━━━━━ The records ━━━━━

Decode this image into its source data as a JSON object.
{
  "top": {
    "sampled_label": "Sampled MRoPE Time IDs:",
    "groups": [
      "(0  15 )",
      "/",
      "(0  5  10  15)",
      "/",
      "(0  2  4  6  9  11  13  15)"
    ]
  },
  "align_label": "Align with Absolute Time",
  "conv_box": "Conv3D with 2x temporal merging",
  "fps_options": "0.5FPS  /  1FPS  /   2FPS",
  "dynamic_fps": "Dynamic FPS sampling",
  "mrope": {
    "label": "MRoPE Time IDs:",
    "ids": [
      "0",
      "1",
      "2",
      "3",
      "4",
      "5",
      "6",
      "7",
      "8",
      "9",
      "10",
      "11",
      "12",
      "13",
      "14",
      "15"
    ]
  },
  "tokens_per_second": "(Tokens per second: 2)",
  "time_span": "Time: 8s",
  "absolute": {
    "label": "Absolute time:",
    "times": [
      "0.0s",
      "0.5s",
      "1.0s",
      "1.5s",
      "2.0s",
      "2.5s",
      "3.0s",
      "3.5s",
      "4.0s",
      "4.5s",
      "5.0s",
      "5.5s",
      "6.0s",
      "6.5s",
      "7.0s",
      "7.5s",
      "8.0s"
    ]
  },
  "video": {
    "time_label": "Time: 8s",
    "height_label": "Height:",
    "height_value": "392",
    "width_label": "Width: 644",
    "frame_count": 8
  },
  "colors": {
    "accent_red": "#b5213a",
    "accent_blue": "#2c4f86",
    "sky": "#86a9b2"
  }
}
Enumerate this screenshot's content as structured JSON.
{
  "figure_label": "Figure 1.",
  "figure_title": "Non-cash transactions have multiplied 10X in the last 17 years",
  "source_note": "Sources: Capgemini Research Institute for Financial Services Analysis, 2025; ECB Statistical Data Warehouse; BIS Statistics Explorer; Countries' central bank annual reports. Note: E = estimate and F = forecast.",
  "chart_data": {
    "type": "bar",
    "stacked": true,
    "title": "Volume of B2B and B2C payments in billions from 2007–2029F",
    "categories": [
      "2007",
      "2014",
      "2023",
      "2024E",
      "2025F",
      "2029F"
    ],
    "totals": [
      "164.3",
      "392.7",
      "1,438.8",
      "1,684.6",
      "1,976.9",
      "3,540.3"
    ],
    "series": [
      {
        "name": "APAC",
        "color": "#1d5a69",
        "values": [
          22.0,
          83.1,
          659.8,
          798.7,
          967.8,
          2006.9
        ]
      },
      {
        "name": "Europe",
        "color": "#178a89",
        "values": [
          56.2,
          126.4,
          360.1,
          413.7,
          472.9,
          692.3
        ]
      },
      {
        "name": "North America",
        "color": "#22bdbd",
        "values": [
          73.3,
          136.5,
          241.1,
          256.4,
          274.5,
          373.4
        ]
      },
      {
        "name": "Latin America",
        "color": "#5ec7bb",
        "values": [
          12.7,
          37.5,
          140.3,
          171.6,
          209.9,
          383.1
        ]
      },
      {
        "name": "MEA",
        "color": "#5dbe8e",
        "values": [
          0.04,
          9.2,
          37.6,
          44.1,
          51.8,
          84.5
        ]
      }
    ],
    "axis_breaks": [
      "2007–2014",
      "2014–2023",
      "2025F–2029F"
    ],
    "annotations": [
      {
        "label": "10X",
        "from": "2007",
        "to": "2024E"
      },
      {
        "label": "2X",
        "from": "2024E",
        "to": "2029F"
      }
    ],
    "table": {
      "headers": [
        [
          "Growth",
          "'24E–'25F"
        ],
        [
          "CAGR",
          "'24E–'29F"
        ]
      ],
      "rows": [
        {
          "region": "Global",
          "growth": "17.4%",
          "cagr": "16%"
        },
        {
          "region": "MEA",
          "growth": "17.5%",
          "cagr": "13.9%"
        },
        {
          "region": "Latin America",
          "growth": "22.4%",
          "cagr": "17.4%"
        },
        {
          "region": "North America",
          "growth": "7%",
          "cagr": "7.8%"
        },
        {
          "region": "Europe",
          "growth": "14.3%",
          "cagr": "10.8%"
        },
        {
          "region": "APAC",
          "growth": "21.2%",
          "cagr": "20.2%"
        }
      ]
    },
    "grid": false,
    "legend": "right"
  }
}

━━━━━
━━━━━ The records ━━━━━

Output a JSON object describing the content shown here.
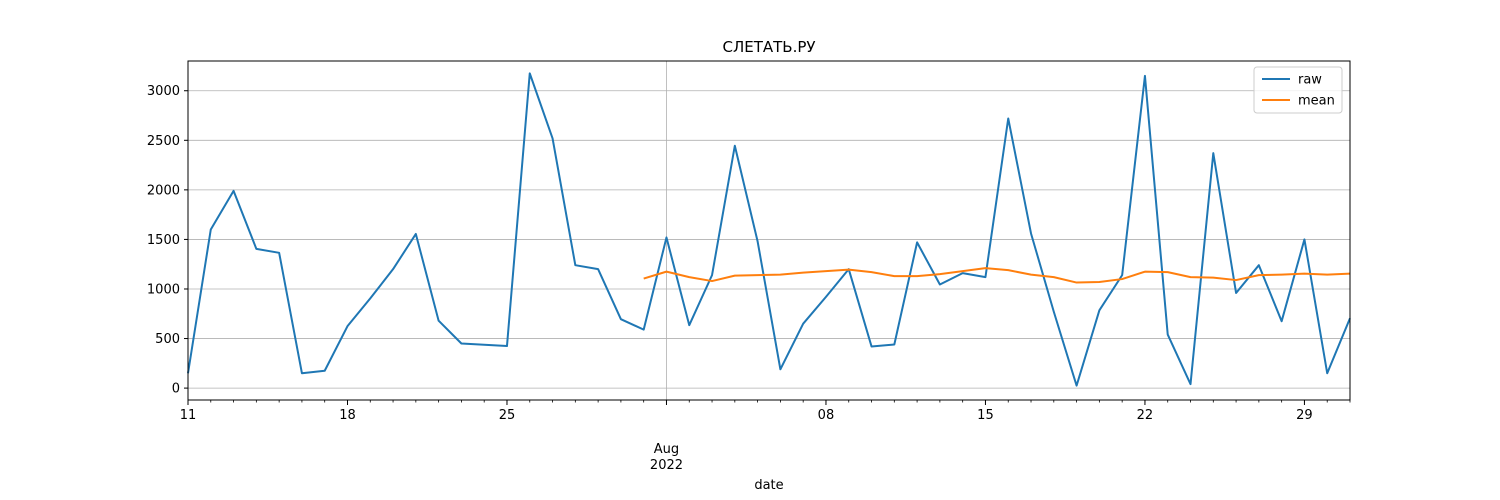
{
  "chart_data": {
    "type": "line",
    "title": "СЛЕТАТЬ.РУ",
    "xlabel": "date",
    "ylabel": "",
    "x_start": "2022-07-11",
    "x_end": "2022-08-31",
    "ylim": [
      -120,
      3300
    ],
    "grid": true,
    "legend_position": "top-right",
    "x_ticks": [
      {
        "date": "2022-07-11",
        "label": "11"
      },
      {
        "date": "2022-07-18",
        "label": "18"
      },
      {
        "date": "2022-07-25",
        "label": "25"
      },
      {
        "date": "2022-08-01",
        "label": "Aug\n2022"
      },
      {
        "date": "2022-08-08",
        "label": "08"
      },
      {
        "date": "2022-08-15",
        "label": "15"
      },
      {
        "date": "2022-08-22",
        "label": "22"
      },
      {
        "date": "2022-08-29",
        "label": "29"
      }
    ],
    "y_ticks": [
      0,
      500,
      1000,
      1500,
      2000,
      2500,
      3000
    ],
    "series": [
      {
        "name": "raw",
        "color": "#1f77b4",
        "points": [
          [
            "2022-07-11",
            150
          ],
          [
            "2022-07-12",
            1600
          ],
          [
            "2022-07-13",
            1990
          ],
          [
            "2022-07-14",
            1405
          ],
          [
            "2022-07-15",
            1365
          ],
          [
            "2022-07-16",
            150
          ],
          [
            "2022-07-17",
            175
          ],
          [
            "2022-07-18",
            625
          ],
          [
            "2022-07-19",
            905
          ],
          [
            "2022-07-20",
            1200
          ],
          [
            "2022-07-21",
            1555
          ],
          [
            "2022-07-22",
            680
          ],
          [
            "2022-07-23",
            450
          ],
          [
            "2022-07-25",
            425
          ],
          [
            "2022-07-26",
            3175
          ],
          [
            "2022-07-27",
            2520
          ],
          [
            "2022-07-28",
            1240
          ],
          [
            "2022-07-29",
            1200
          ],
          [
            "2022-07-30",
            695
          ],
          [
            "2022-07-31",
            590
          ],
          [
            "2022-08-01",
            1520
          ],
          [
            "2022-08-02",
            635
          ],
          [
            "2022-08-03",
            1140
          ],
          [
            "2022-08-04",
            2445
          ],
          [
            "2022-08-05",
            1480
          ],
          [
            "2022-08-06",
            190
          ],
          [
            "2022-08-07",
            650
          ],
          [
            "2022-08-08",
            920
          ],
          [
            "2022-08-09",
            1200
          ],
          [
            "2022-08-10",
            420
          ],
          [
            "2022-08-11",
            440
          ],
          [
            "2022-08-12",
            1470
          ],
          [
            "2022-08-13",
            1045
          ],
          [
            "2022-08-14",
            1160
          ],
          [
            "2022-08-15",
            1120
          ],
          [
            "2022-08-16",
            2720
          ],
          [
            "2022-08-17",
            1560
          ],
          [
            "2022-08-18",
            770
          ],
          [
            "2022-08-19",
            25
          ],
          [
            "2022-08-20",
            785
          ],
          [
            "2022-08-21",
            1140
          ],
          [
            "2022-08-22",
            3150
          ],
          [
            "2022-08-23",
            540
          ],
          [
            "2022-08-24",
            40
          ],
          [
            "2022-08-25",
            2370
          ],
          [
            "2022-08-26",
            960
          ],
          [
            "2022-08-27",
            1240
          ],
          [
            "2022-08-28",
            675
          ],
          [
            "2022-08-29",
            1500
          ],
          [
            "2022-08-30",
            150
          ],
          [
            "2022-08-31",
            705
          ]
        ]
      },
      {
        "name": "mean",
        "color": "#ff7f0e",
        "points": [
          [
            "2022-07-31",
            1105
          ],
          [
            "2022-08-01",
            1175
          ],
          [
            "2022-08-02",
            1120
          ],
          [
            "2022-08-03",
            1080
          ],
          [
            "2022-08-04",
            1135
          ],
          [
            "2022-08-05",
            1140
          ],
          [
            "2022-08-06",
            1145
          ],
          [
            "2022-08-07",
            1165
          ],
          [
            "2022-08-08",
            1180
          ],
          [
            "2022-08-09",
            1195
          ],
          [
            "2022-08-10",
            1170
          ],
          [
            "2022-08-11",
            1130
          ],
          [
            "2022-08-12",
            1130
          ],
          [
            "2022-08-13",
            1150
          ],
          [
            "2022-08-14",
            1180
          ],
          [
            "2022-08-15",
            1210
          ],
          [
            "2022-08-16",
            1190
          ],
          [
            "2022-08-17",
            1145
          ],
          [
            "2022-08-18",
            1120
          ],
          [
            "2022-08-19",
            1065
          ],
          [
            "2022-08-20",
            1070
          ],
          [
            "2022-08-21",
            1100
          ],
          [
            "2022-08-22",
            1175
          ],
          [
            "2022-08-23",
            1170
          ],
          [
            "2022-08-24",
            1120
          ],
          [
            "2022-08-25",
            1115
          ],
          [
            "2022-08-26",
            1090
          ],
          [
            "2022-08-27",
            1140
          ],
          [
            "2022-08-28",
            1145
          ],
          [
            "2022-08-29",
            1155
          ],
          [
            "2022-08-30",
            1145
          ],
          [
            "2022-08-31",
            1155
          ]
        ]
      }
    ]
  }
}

━━━━━

Required work ▸
Copy every line of the records above that contains "Latin".

Task result ▸
        "name": "Latin America",
          "region": "Latin America",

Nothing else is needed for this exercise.